> **Exercise instructions**:
Tally the lines that hold the word "this" and reply with that figure only.

━━ Data listing

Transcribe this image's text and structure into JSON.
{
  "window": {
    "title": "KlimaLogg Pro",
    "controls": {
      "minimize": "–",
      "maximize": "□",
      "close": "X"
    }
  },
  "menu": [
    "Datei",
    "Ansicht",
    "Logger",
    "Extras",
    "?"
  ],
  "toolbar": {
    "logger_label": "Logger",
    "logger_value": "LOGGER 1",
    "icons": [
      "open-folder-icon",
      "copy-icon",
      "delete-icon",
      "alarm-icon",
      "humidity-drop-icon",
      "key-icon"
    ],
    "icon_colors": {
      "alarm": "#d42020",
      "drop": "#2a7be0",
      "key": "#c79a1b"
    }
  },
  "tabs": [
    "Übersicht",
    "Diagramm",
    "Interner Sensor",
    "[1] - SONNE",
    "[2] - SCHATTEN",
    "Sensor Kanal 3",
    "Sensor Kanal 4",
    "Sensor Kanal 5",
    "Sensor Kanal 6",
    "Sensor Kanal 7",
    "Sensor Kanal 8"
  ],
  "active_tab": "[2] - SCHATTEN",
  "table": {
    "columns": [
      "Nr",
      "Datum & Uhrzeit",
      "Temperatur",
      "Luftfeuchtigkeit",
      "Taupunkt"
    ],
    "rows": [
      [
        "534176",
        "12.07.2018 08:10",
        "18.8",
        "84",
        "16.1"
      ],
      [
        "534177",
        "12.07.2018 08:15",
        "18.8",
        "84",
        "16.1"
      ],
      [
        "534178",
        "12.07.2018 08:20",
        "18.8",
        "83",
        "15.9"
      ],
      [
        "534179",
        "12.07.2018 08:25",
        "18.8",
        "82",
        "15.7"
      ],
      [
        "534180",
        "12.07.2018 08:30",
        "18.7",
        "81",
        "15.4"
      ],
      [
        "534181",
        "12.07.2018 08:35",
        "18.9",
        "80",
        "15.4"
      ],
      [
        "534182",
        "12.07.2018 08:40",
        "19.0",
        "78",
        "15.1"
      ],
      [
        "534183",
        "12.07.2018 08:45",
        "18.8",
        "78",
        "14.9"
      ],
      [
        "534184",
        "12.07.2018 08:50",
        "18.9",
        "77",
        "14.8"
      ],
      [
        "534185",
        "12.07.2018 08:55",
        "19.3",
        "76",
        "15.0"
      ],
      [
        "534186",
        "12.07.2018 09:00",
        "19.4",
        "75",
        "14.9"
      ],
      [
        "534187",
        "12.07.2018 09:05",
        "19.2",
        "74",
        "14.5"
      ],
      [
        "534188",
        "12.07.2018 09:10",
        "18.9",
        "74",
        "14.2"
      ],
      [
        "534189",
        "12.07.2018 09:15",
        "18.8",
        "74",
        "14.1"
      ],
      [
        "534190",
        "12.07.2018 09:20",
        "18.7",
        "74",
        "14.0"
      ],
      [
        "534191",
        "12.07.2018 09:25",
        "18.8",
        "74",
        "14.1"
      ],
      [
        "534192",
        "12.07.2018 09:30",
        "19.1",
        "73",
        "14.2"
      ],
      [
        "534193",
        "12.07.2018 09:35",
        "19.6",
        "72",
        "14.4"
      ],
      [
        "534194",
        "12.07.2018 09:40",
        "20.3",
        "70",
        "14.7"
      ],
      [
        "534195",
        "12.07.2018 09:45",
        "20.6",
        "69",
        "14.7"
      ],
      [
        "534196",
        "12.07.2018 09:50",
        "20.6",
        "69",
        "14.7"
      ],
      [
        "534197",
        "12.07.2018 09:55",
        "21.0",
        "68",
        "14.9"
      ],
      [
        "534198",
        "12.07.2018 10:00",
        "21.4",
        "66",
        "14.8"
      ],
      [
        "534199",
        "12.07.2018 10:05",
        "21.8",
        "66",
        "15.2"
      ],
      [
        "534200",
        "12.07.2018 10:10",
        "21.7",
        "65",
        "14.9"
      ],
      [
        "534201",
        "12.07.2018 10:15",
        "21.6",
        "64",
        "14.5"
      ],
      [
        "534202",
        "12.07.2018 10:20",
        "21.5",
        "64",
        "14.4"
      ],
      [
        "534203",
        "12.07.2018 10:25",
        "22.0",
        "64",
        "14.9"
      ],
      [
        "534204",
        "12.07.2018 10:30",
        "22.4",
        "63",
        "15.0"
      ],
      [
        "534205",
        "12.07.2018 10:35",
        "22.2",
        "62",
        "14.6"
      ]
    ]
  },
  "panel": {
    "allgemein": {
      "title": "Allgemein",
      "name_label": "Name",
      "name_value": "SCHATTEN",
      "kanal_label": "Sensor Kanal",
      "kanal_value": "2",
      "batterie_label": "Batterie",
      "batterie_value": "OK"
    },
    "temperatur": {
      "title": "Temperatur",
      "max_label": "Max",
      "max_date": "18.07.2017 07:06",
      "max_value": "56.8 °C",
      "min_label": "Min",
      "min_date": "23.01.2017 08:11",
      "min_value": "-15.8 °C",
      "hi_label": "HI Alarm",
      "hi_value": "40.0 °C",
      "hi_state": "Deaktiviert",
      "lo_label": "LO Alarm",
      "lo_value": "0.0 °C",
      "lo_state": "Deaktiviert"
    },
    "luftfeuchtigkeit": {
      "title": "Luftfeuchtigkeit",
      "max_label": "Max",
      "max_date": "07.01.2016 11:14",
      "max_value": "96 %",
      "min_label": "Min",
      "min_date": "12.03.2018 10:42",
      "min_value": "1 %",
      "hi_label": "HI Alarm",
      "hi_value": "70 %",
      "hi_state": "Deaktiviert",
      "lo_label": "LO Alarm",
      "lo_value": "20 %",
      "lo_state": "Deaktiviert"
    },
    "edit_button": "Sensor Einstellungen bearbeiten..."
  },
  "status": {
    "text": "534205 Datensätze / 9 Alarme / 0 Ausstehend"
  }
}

━━━━
━━ Data listing

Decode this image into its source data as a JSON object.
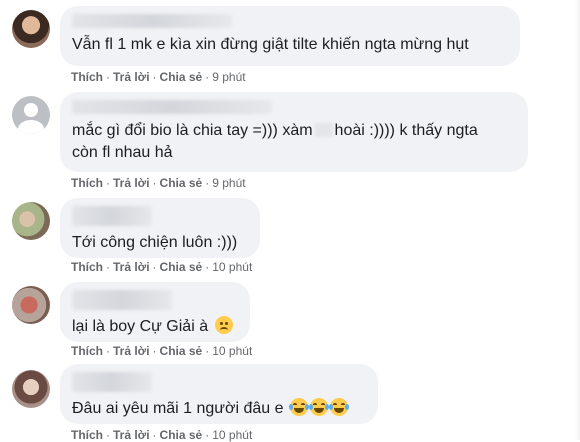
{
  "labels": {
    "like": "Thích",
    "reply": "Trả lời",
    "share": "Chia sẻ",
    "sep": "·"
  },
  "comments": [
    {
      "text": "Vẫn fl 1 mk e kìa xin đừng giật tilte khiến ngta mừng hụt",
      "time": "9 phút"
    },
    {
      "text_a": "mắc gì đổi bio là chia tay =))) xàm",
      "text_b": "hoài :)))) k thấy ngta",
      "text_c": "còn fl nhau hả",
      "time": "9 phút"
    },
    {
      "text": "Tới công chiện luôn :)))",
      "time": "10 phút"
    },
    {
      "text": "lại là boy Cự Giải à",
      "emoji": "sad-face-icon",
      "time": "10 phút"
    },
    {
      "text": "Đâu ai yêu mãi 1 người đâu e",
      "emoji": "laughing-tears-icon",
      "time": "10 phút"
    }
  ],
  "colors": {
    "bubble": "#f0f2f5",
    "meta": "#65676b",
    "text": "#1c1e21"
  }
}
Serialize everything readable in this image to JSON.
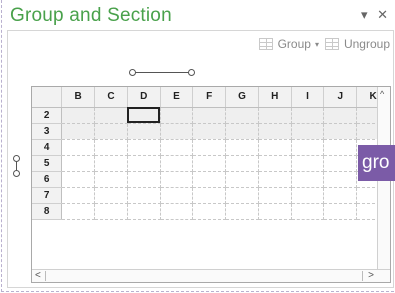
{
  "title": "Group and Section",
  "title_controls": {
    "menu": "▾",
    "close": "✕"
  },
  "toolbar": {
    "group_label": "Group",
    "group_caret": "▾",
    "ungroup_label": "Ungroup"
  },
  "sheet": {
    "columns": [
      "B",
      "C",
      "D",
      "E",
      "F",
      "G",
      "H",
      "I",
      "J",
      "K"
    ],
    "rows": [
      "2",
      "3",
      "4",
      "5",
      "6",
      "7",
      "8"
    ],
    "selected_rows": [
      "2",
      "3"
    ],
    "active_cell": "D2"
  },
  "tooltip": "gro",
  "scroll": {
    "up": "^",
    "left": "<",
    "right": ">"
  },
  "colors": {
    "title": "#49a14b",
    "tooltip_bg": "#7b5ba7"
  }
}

━━━━

> **Written response**:
3